▶ [Source data]
▬▬▬▬▬▬▬▬▬▬
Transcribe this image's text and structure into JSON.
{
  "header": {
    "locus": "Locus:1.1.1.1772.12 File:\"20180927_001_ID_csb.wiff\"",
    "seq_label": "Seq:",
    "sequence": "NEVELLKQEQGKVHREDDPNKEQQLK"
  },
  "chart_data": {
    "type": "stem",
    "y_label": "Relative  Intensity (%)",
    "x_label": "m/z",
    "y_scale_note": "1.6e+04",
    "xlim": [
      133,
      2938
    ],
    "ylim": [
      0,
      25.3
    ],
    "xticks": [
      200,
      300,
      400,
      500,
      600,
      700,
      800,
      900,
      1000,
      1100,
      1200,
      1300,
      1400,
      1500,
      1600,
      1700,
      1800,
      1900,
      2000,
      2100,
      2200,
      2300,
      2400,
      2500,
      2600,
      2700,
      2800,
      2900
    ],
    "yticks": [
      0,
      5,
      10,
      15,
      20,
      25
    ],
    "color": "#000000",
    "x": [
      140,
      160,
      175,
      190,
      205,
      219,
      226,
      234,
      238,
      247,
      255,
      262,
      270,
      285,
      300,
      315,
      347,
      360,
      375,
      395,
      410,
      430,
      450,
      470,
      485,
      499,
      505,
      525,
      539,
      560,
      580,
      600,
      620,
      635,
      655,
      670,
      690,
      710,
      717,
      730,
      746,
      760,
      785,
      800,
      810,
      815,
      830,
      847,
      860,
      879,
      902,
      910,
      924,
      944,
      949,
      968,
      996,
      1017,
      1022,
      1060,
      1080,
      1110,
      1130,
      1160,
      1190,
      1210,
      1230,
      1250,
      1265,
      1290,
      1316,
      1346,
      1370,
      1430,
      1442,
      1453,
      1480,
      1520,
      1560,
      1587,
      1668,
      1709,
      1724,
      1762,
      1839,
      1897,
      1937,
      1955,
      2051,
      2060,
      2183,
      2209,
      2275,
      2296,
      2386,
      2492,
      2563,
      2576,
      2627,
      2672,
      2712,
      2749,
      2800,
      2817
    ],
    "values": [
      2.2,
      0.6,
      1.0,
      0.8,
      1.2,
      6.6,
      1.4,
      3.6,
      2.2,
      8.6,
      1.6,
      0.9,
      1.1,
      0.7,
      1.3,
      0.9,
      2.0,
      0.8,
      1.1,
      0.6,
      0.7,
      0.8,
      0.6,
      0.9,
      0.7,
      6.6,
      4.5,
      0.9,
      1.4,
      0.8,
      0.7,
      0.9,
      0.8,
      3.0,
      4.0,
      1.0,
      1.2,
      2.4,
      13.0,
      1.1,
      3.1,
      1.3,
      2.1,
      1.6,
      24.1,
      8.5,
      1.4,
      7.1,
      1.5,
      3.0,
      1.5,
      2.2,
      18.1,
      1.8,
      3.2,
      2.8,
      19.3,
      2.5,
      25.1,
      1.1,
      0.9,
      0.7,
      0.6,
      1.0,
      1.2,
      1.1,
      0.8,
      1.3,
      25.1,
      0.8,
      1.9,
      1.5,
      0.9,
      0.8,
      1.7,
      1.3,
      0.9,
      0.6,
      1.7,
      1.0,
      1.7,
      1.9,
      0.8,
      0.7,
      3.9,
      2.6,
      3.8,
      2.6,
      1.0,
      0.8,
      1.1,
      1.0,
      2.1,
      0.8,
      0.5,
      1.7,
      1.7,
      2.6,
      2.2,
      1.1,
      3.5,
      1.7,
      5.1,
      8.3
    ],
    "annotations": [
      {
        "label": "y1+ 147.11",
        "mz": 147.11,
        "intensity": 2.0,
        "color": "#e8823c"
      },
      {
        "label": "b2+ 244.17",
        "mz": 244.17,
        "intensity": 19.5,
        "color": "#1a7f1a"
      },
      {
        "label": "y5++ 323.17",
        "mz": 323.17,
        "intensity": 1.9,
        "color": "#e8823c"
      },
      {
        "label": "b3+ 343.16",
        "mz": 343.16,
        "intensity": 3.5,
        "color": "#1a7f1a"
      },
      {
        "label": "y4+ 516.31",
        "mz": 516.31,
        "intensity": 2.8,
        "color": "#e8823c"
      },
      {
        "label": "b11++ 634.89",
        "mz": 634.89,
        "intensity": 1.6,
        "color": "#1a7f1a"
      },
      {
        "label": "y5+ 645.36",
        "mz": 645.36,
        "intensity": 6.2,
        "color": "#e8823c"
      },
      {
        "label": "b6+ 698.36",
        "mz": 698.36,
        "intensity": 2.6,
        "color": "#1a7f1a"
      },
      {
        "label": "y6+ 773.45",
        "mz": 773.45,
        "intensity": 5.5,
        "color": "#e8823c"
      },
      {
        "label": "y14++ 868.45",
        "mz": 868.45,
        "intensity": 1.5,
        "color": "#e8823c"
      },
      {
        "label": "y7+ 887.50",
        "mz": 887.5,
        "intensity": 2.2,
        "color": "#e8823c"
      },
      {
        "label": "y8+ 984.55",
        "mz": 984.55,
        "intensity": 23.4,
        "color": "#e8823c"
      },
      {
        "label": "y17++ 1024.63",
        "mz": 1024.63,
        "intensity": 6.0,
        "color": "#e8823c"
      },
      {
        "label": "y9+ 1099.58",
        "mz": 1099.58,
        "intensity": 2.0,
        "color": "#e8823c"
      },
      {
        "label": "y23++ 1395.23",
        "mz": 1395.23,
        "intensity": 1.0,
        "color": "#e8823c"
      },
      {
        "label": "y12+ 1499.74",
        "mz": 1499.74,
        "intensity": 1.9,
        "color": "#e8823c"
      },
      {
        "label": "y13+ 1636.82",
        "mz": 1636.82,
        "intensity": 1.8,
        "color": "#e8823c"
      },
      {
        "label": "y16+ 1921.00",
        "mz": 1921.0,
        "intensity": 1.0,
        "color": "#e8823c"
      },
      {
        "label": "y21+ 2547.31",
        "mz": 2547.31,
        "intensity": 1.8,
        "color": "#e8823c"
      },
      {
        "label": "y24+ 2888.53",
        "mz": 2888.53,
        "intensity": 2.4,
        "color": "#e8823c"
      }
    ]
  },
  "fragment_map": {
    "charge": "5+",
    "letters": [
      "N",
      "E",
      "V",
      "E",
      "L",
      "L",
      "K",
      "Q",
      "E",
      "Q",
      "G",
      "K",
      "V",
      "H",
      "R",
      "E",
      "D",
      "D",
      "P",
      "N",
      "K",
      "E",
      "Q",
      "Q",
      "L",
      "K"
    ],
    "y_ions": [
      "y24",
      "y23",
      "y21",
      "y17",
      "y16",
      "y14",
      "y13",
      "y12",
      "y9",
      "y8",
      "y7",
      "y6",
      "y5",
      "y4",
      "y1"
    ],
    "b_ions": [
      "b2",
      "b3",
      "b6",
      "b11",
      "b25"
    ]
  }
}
▬▬▬▬▬▬▬▬▬▬
▶ [Problem to solve] Print the listing above in full, exactly as it is.

▶ [Answer to this problem]
Transcribe this image's text and structure into JSON.
{
  "header": {
    "locus": "Locus:1.1.1.1772.12 File:\"20180927_001_ID_csb.wiff\"",
    "seq_label": "Seq:",
    "sequence": "NEVELLKQEQGKVHREDDPNKEQQLK"
  },
  "chart_data": {
    "type": "stem",
    "y_label": "Relative  Intensity (%)",
    "x_label": "m/z",
    "y_scale_note": "1.6e+04",
    "xlim": [
      133,
      2938
    ],
    "ylim": [
      0,
      25.3
    ],
    "xticks": [
      200,
      300,
      400,
      500,
      600,
      700,
      800,
      900,
      1000,
      1100,
      1200,
      1300,
      1400,
      1500,
      1600,
      1700,
      1800,
      1900,
      2000,
      2100,
      2200,
      2300,
      2400,
      2500,
      2600,
      2700,
      2800,
      2900
    ],
    "yticks": [
      0,
      5,
      10,
      15,
      20,
      25
    ],
    "color": "#000000",
    "x": [
      140,
      160,
      175,
      190,
      205,
      219,
      226,
      234,
      238,
      247,
      255,
      262,
      270,
      285,
      300,
      315,
      347,
      360,
      375,
      395,
      410,
      430,
      450,
      470,
      485,
      499,
      505,
      525,
      539,
      560,
      580,
      600,
      620,
      635,
      655,
      670,
      690,
      710,
      717,
      730,
      746,
      760,
      785,
      800,
      810,
      815,
      830,
      847,
      860,
      879,
      902,
      910,
      924,
      944,
      949,
      968,
      996,
      1017,
      1022,
      1060,
      1080,
      1110,
      1130,
      1160,
      1190,
      1210,
      1230,
      1250,
      1265,
      1290,
      1316,
      1346,
      1370,
      1430,
      1442,
      1453,
      1480,
      1520,
      1560,
      1587,
      1668,
      1709,
      1724,
      1762,
      1839,
      1897,
      1937,
      1955,
      2051,
      2060,
      2183,
      2209,
      2275,
      2296,
      2386,
      2492,
      2563,
      2576,
      2627,
      2672,
      2712,
      2749,
      2800,
      2817
    ],
    "values": [
      2.2,
      0.6,
      1.0,
      0.8,
      1.2,
      6.6,
      1.4,
      3.6,
      2.2,
      8.6,
      1.6,
      0.9,
      1.1,
      0.7,
      1.3,
      0.9,
      2.0,
      0.8,
      1.1,
      0.6,
      0.7,
      0.8,
      0.6,
      0.9,
      0.7,
      6.6,
      4.5,
      0.9,
      1.4,
      0.8,
      0.7,
      0.9,
      0.8,
      3.0,
      4.0,
      1.0,
      1.2,
      2.4,
      13.0,
      1.1,
      3.1,
      1.3,
      2.1,
      1.6,
      24.1,
      8.5,
      1.4,
      7.1,
      1.5,
      3.0,
      1.5,
      2.2,
      18.1,
      1.8,
      3.2,
      2.8,
      19.3,
      2.5,
      25.1,
      1.1,
      0.9,
      0.7,
      0.6,
      1.0,
      1.2,
      1.1,
      0.8,
      1.3,
      25.1,
      0.8,
      1.9,
      1.5,
      0.9,
      0.8,
      1.7,
      1.3,
      0.9,
      0.6,
      1.7,
      1.0,
      1.7,
      1.9,
      0.8,
      0.7,
      3.9,
      2.6,
      3.8,
      2.6,
      1.0,
      0.8,
      1.1,
      1.0,
      2.1,
      0.8,
      0.5,
      1.7,
      1.7,
      2.6,
      2.2,
      1.1,
      3.5,
      1.7,
      5.1,
      8.3
    ],
    "annotations": [
      {
        "label": "y1+ 147.11",
        "mz": 147.11,
        "intensity": 2.0,
        "color": "#e8823c"
      },
      {
        "label": "b2+ 244.17",
        "mz": 244.17,
        "intensity": 19.5,
        "color": "#1a7f1a"
      },
      {
        "label": "y5++ 323.17",
        "mz": 323.17,
        "intensity": 1.9,
        "color": "#e8823c"
      },
      {
        "label": "b3+ 343.16",
        "mz": 343.16,
        "intensity": 3.5,
        "color": "#1a7f1a"
      },
      {
        "label": "y4+ 516.31",
        "mz": 516.31,
        "intensity": 2.8,
        "color": "#e8823c"
      },
      {
        "label": "b11++ 634.89",
        "mz": 634.89,
        "intensity": 1.6,
        "color": "#1a7f1a"
      },
      {
        "label": "y5+ 645.36",
        "mz": 645.36,
        "intensity": 6.2,
        "color": "#e8823c"
      },
      {
        "label": "b6+ 698.36",
        "mz": 698.36,
        "intensity": 2.6,
        "color": "#1a7f1a"
      },
      {
        "label": "y6+ 773.45",
        "mz": 773.45,
        "intensity": 5.5,
        "color": "#e8823c"
      },
      {
        "label": "y14++ 868.45",
        "mz": 868.45,
        "intensity": 1.5,
        "color": "#e8823c"
      },
      {
        "label": "y7+ 887.50",
        "mz": 887.5,
        "intensity": 2.2,
        "color": "#e8823c"
      },
      {
        "label": "y8+ 984.55",
        "mz": 984.55,
        "intensity": 23.4,
        "color": "#e8823c"
      },
      {
        "label": "y17++ 1024.63",
        "mz": 1024.63,
        "intensity": 6.0,
        "color": "#e8823c"
      },
      {
        "label": "y9+ 1099.58",
        "mz": 1099.58,
        "intensity": 2.0,
        "color": "#e8823c"
      },
      {
        "label": "y23++ 1395.23",
        "mz": 1395.23,
        "intensity": 1.0,
        "color": "#e8823c"
      },
      {
        "label": "y12+ 1499.74",
        "mz": 1499.74,
        "intensity": 1.9,
        "color": "#e8823c"
      },
      {
        "label": "y13+ 1636.82",
        "mz": 1636.82,
        "intensity": 1.8,
        "color": "#e8823c"
      },
      {
        "label": "y16+ 1921.00",
        "mz": 1921.0,
        "intensity": 1.0,
        "color": "#e8823c"
      },
      {
        "label": "y21+ 2547.31",
        "mz": 2547.31,
        "intensity": 1.8,
        "color": "#e8823c"
      },
      {
        "label": "y24+ 2888.53",
        "mz": 2888.53,
        "intensity": 2.4,
        "color": "#e8823c"
      }
    ]
  },
  "fragment_map": {
    "charge": "5+",
    "letters": [
      "N",
      "E",
      "V",
      "E",
      "L",
      "L",
      "K",
      "Q",
      "E",
      "Q",
      "G",
      "K",
      "V",
      "H",
      "R",
      "E",
      "D",
      "D",
      "P",
      "N",
      "K",
      "E",
      "Q",
      "Q",
      "L",
      "K"
    ],
    "y_ions": [
      "y24",
      "y23",
      "y21",
      "y17",
      "y16",
      "y14",
      "y13",
      "y12",
      "y9",
      "y8",
      "y7",
      "y6",
      "y5",
      "y4",
      "y1"
    ],
    "b_ions": [
      "b2",
      "b3",
      "b6",
      "b11",
      "b25"
    ]
  }
}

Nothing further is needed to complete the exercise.